## EXERCISE BRIEF
Type out the complete listing below word for word, without its pictures.
-- START LISTING --
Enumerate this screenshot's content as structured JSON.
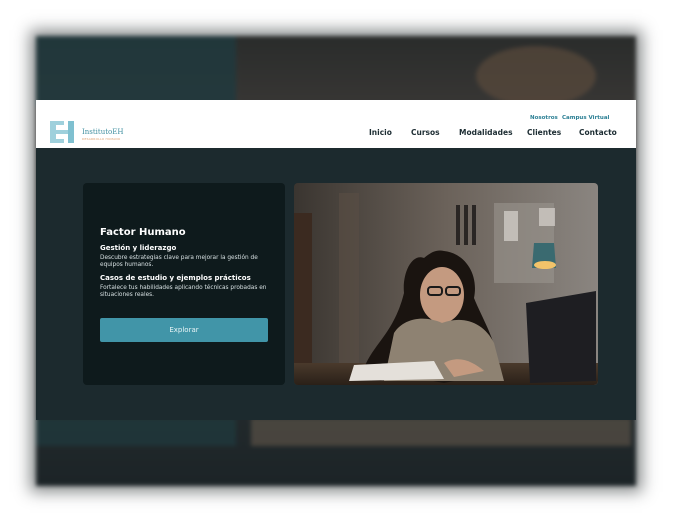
{
  "brand": {
    "name": "InstitutoEH",
    "tagline": "DESARROLLO HUMANO"
  },
  "header": {
    "utility_links": [
      "Nosotros",
      "Campus Virtual"
    ],
    "nav": [
      "Inicio",
      "Cursos",
      "Modalidades",
      "Clientes",
      "Contacto"
    ]
  },
  "hero": {
    "title": "Factor Humano",
    "section1_title": "Gestión y liderazgo",
    "section1_text": "Descubre estrategias clave para mejorar la gestión de equipos humanos.",
    "section2_title": "Casos de estudio y ejemplos prácticos",
    "section2_text": "Fortalece tus habilidades aplicando técnicas probadas en situaciones reales.",
    "button_label": "Explorar"
  },
  "colors": {
    "accent": "#4195a8",
    "card_bg": "#0e1a1c",
    "page_bg": "#1c2a2e",
    "header_bg": "#ffffff"
  },
  "icons": {
    "logo": "eh-logo-icon"
  }
}
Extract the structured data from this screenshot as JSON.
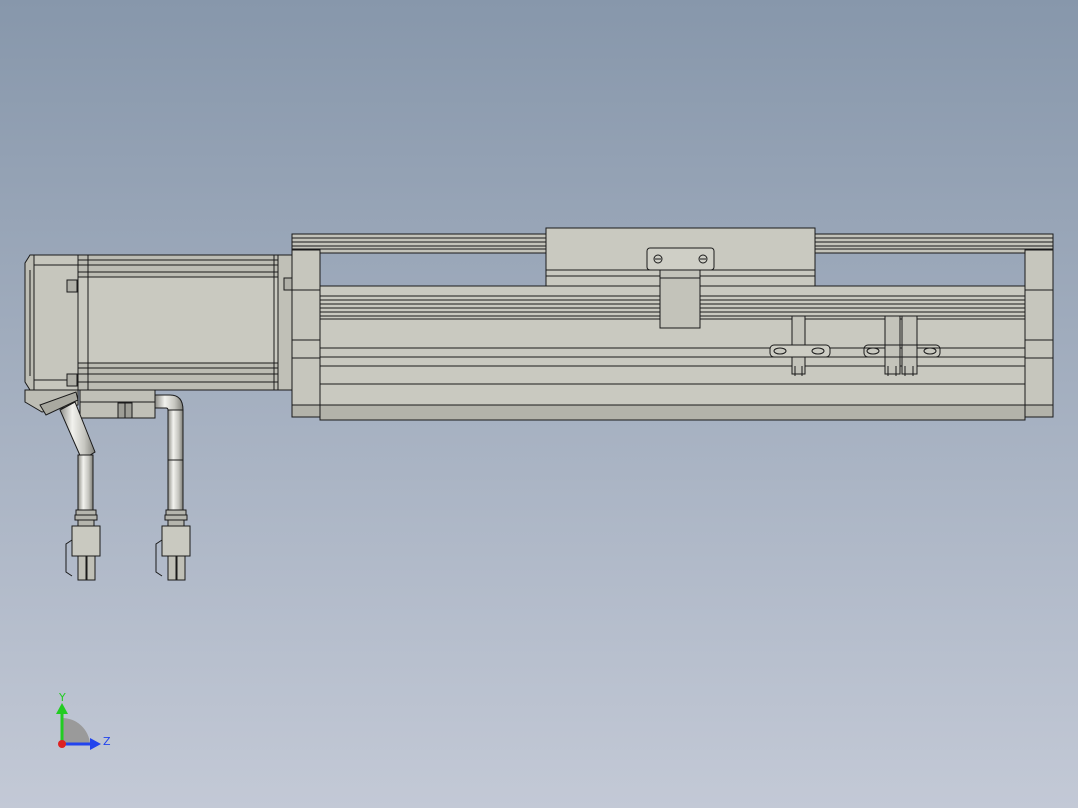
{
  "viewport": {
    "background_top": "#8797ab",
    "background_bottom": "#c3c9d6"
  },
  "model": {
    "fill_color": "#c9c9c0",
    "edge_color": "#1a1a1a",
    "shadow_color": "#a9a9a0"
  },
  "triad": {
    "y_label": "Y",
    "z_label": "Z",
    "y_color": "#22cc22",
    "z_color": "#2244ee",
    "x_color": "#dd2222"
  }
}
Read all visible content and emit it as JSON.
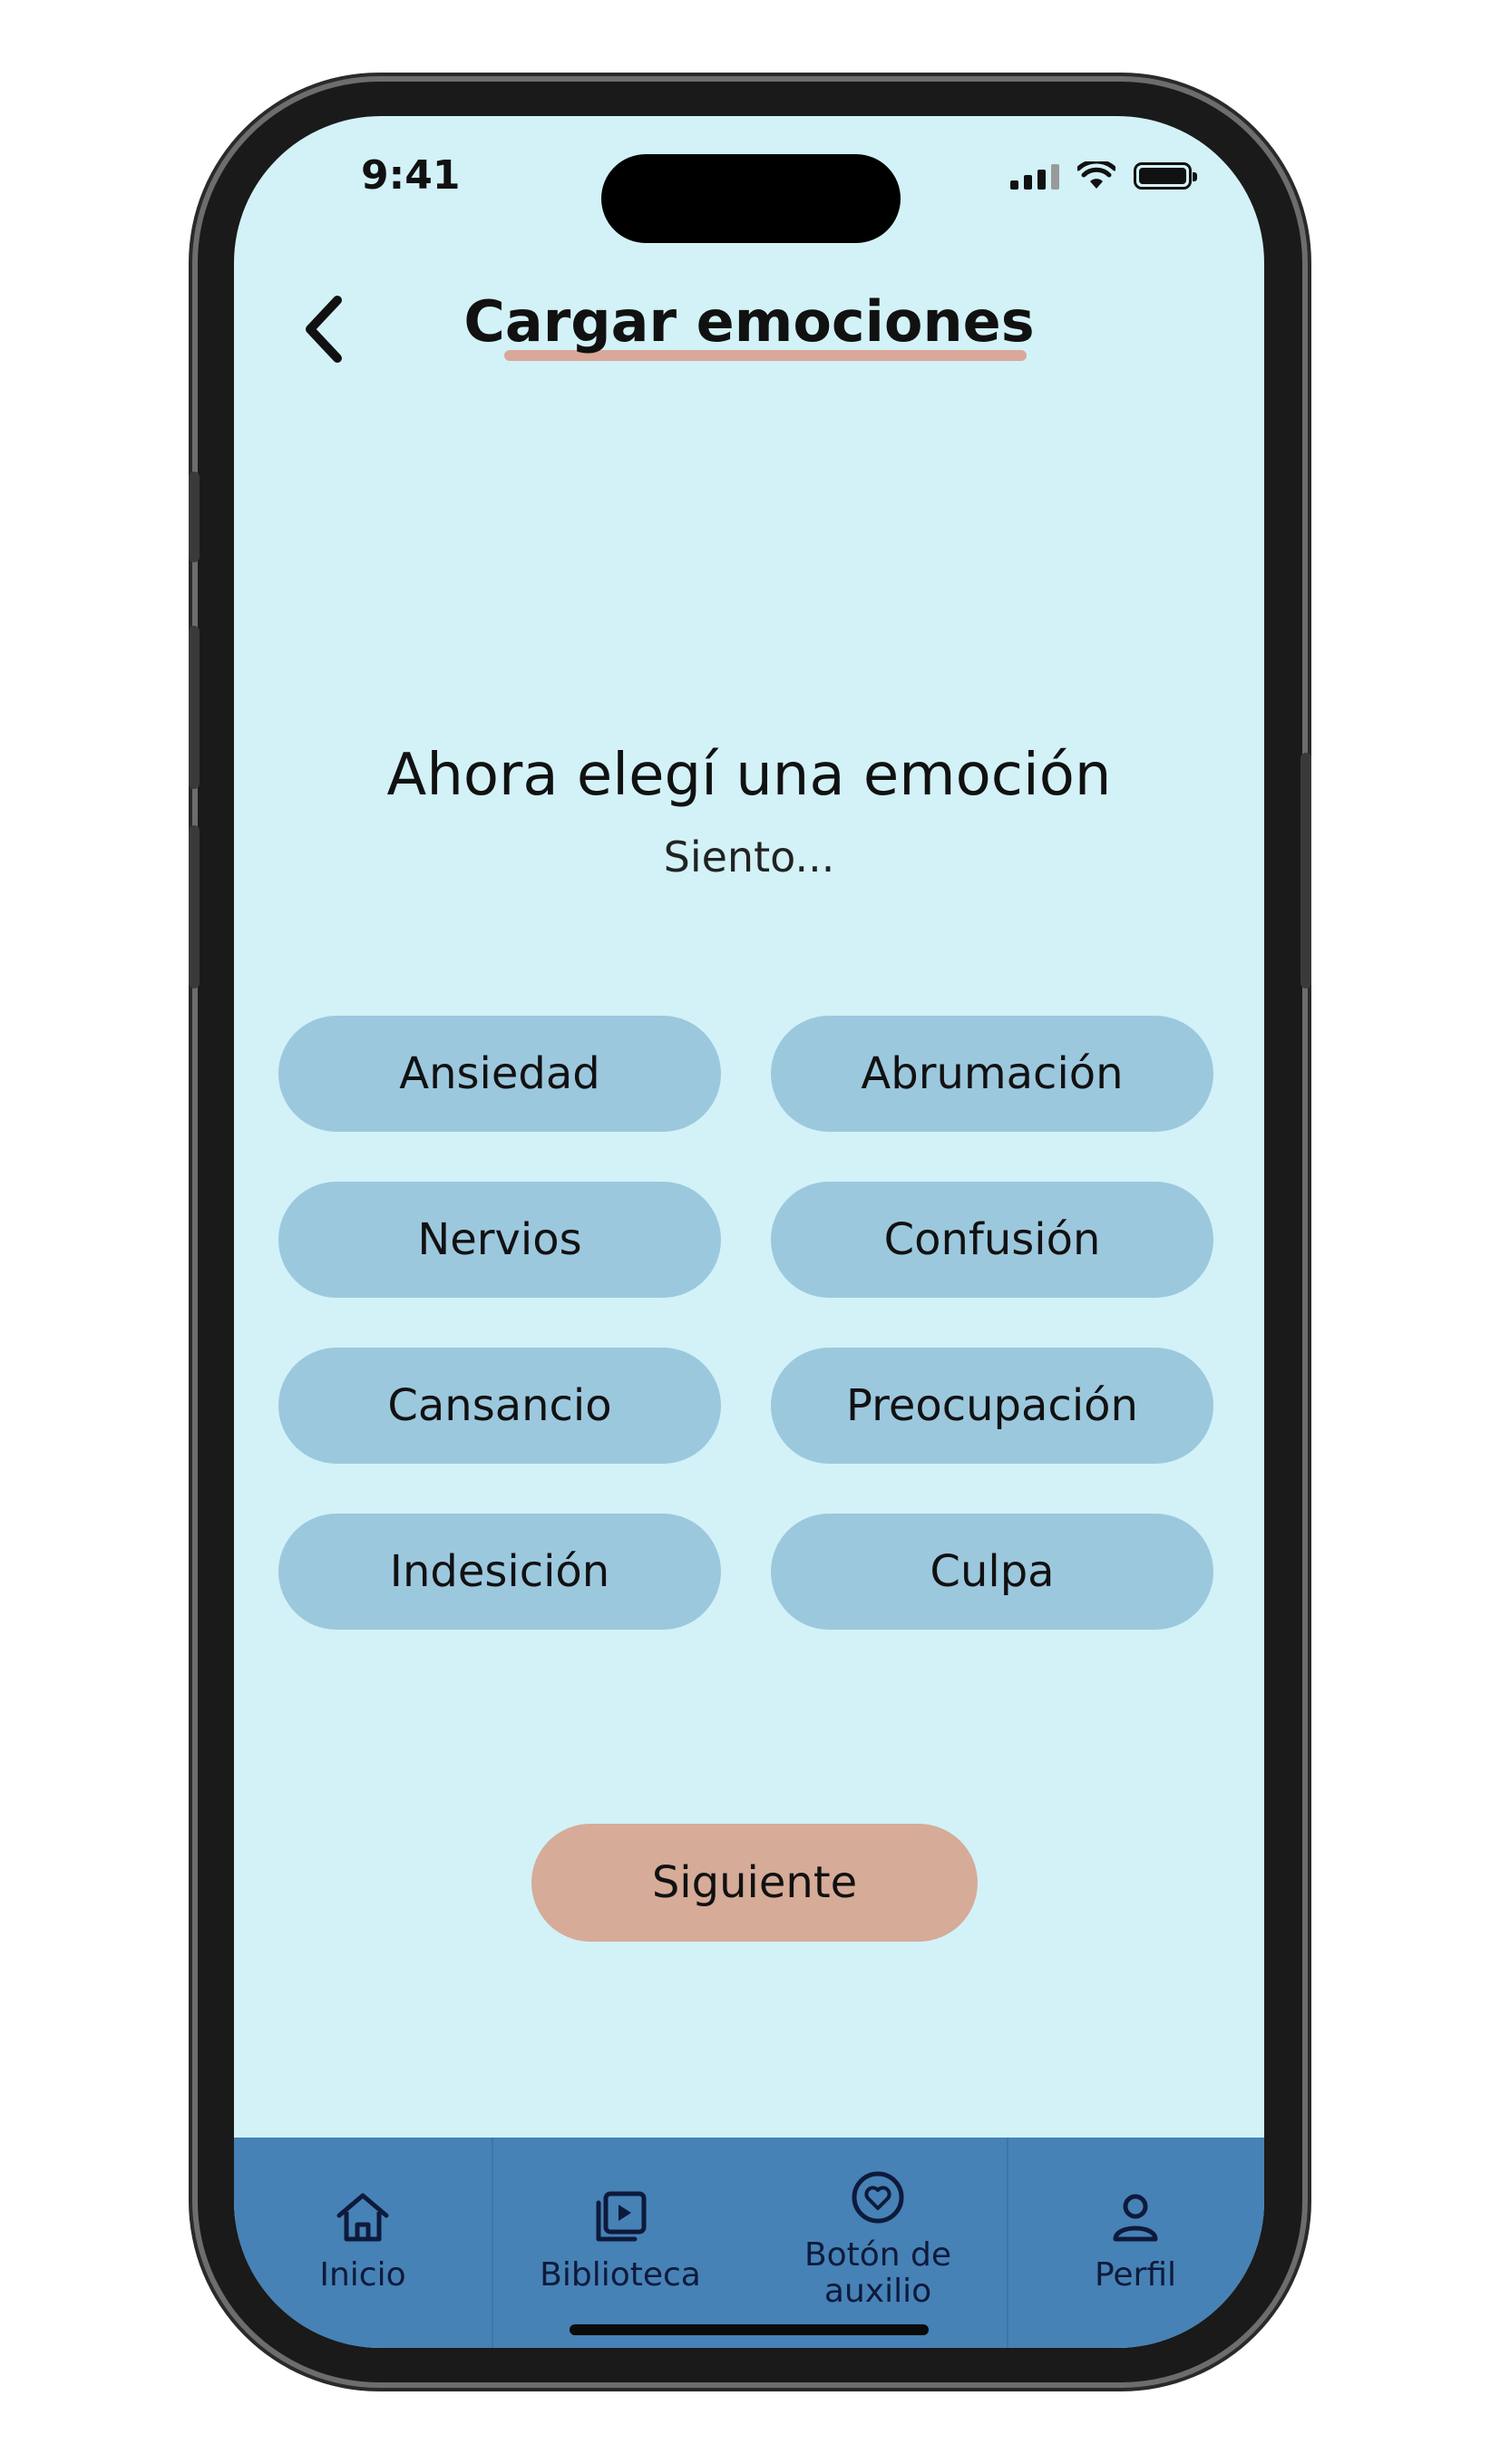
{
  "status_bar": {
    "time": "9:41"
  },
  "header": {
    "title": "Cargar emociones",
    "back_icon": "chevron-left-icon"
  },
  "prompt": {
    "heading": "Ahora elegí una emoción",
    "subheading": "Siento..."
  },
  "emotions": [
    {
      "label": "Ansiedad"
    },
    {
      "label": "Abrumación"
    },
    {
      "label": "Nervios"
    },
    {
      "label": "Confusión"
    },
    {
      "label": "Cansancio"
    },
    {
      "label": "Preocupación"
    },
    {
      "label": "Indesición"
    },
    {
      "label": "Culpa"
    }
  ],
  "next_button": {
    "label": "Siguiente"
  },
  "tabbar": {
    "items": [
      {
        "label": "Inicio",
        "icon": "home-icon"
      },
      {
        "label": "Biblioteca",
        "icon": "library-icon"
      },
      {
        "label": "Botón de\nauxilio",
        "line1": "Botón de",
        "line2": "auxilio",
        "icon": "heart-circle-icon"
      },
      {
        "label": "Perfil",
        "icon": "user-icon"
      }
    ]
  },
  "colors": {
    "background": "#d2f2f7",
    "emotion_chip": "#9cc8de",
    "accent": "#d6ab98",
    "tabbar": "#4682b6"
  }
}
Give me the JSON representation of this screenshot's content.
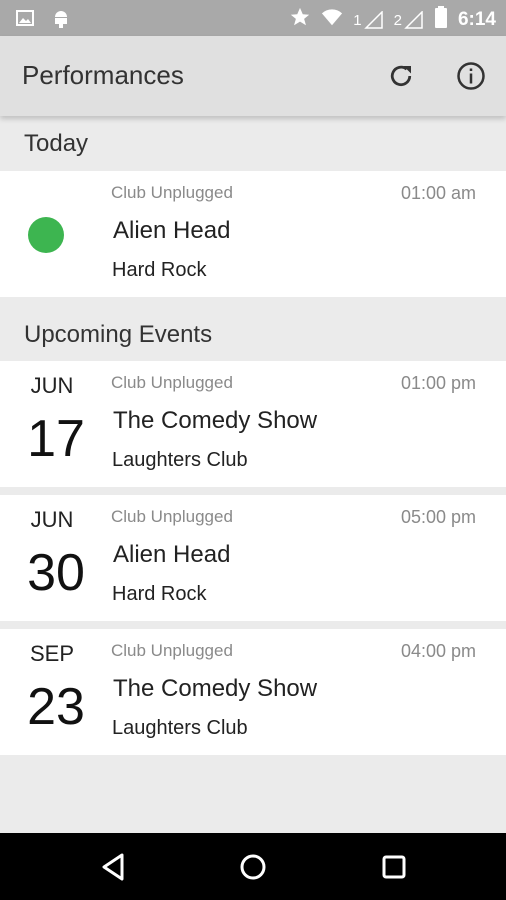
{
  "status_bar": {
    "sim1": "1",
    "sim2": "2",
    "time": "6:14"
  },
  "app_bar": {
    "title": "Performances",
    "actions": [
      "refresh-icon",
      "info-icon"
    ]
  },
  "sections": {
    "today": {
      "header": "Today",
      "events": [
        {
          "venue": "Club Unplugged",
          "time": "01:00 am",
          "title": "Alien Head",
          "place": "Hard Rock",
          "status_color": "#3db550"
        }
      ]
    },
    "upcoming": {
      "header": "Upcoming Events",
      "events": [
        {
          "month": "JUN",
          "day": "17",
          "venue": "Club Unplugged",
          "time": "01:00 pm",
          "title": "The Comedy Show",
          "place": "Laughters Club"
        },
        {
          "month": "JUN",
          "day": "30",
          "venue": "Club Unplugged",
          "time": "05:00 pm",
          "title": "Alien Head",
          "place": "Hard Rock"
        },
        {
          "month": "SEP",
          "day": "23",
          "venue": "Club Unplugged",
          "time": "04:00 pm",
          "title": "The Comedy Show",
          "place": "Laughters Club"
        }
      ]
    }
  },
  "nav_bar": {
    "buttons": [
      "back-icon",
      "home-icon",
      "recents-icon"
    ]
  },
  "colors": {
    "status_bar": "#a9a9a9",
    "app_bar": "#e0e0e0",
    "background": "#ebebeb",
    "card": "#ffffff",
    "live": "#3db550"
  }
}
-- END LISTING --
## REPLY
Enumerate this screenshot's content as structured JSON.
{
  "brand": {
    "name": "InstitutoEH",
    "tagline": "DESARROLLO HUMANO"
  },
  "header": {
    "utility_links": [
      "Nosotros",
      "Campus Virtual"
    ],
    "nav": [
      "Inicio",
      "Cursos",
      "Modalidades",
      "Clientes",
      "Contacto"
    ]
  },
  "hero": {
    "title": "Factor Humano",
    "section1_title": "Gestión y liderazgo",
    "section1_text": "Descubre estrategias clave para mejorar la gestión de equipos humanos.",
    "section2_title": "Casos de estudio y ejemplos prácticos",
    "section2_text": "Fortalece tus habilidades aplicando técnicas probadas en situaciones reales.",
    "button_label": "Explorar"
  },
  "colors": {
    "accent": "#4195a8",
    "card_bg": "#0e1a1c",
    "page_bg": "#1c2a2e",
    "header_bg": "#ffffff"
  },
  "icons": {
    "logo": "eh-logo-icon"
  }
}
Extract the structured data from this screenshot as JSON.
{
  "viewport": {
    "background_top": "#8797ab",
    "background_bottom": "#c3c9d6"
  },
  "model": {
    "fill_color": "#c9c9c0",
    "edge_color": "#1a1a1a",
    "shadow_color": "#a9a9a0"
  },
  "triad": {
    "y_label": "Y",
    "z_label": "Z",
    "y_color": "#22cc22",
    "z_color": "#2244ee",
    "x_color": "#dd2222"
  }
}
Read all visible content and emit it as JSON.
{
  "status_bar": {
    "time": "9:41"
  },
  "header": {
    "title": "Cargar emociones",
    "back_icon": "chevron-left-icon"
  },
  "prompt": {
    "heading": "Ahora elegí una emoción",
    "subheading": "Siento..."
  },
  "emotions": [
    {
      "label": "Ansiedad"
    },
    {
      "label": "Abrumación"
    },
    {
      "label": "Nervios"
    },
    {
      "label": "Confusión"
    },
    {
      "label": "Cansancio"
    },
    {
      "label": "Preocupación"
    },
    {
      "label": "Indesición"
    },
    {
      "label": "Culpa"
    }
  ],
  "next_button": {
    "label": "Siguiente"
  },
  "tabbar": {
    "items": [
      {
        "label": "Inicio",
        "icon": "home-icon"
      },
      {
        "label": "Biblioteca",
        "icon": "library-icon"
      },
      {
        "label": "Botón de\nauxilio",
        "line1": "Botón de",
        "line2": "auxilio",
        "icon": "heart-circle-icon"
      },
      {
        "label": "Perfil",
        "icon": "user-icon"
      }
    ]
  },
  "colors": {
    "background": "#d2f2f7",
    "emotion_chip": "#9cc8de",
    "accent": "#d6ab98",
    "tabbar": "#4682b6"
  }
}
Give me the JSON representation of this screenshot's content.
{
  "status_bar": {
    "sim1": "1",
    "sim2": "2",
    "time": "6:14"
  },
  "app_bar": {
    "title": "Performances",
    "actions": [
      "refresh-icon",
      "info-icon"
    ]
  },
  "sections": {
    "today": {
      "header": "Today",
      "events": [
        {
          "venue": "Club Unplugged",
          "time": "01:00 am",
          "title": "Alien Head",
          "place": "Hard Rock",
          "status_color": "#3db550"
        }
      ]
    },
    "upcoming": {
      "header": "Upcoming Events",
      "events": [
        {
          "month": "JUN",
          "day": "17",
          "venue": "Club Unplugged",
          "time": "01:00 pm",
          "title": "The Comedy Show",
          "place": "Laughters Club"
        },
        {
          "month": "JUN",
          "day": "30",
          "venue": "Club Unplugged",
          "time": "05:00 pm",
          "title": "Alien Head",
          "place": "Hard Rock"
        },
        {
          "month": "SEP",
          "day": "23",
          "venue": "Club Unplugged",
          "time": "04:00 pm",
          "title": "The Comedy Show",
          "place": "Laughters Club"
        }
      ]
    }
  },
  "nav_bar": {
    "buttons": [
      "back-icon",
      "home-icon",
      "recents-icon"
    ]
  },
  "colors": {
    "status_bar": "#a9a9a9",
    "app_bar": "#e0e0e0",
    "background": "#ebebeb",
    "card": "#ffffff",
    "live": "#3db550"
  }
}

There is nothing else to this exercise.